**REQUIREMENT**
List each line of the data that holds the string "Realized", please.

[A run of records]
=======

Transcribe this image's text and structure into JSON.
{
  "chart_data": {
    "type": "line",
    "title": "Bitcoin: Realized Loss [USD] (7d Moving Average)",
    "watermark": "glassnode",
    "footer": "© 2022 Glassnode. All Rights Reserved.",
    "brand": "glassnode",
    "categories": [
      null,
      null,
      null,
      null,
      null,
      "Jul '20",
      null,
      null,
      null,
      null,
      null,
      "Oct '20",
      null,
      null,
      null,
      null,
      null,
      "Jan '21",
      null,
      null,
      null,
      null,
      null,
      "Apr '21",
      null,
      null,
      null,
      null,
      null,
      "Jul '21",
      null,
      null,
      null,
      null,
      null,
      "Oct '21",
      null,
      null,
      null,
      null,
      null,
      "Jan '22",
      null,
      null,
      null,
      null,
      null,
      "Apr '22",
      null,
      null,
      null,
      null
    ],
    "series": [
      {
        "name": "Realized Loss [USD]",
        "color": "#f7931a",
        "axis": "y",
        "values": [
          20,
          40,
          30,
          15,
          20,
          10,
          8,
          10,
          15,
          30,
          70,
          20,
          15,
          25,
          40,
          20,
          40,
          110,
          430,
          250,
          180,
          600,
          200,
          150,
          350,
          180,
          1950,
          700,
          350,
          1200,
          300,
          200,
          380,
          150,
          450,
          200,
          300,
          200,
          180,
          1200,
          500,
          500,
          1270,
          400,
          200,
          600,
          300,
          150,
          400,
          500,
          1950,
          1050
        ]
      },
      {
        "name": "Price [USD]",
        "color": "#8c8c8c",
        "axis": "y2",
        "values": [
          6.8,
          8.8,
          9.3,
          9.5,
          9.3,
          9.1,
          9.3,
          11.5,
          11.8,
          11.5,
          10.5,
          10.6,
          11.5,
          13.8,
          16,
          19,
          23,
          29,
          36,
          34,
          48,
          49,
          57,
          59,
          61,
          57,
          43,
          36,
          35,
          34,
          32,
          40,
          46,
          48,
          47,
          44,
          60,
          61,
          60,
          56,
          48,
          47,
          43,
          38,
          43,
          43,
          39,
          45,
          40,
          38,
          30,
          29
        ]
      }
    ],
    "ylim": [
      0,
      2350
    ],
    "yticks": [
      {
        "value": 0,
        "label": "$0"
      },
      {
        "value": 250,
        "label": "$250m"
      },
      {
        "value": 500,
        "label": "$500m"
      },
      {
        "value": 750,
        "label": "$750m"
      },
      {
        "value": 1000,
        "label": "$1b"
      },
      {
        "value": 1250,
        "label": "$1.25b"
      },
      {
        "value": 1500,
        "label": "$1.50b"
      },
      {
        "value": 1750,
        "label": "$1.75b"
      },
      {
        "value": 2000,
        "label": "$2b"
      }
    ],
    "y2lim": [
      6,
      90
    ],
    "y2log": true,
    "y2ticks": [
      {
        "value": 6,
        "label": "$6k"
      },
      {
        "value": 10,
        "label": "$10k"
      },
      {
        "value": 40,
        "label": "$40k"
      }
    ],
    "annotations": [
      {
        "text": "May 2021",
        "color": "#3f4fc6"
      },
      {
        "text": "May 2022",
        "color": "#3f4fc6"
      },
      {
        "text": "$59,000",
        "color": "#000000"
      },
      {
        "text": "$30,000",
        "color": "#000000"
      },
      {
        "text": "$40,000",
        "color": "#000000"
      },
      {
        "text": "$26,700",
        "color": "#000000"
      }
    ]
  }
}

=======

**TASK RESULT**
    "title": "Bitcoin: Realized Loss [USD] (7d Moving Average)",
        "name": "Realized Loss [USD]",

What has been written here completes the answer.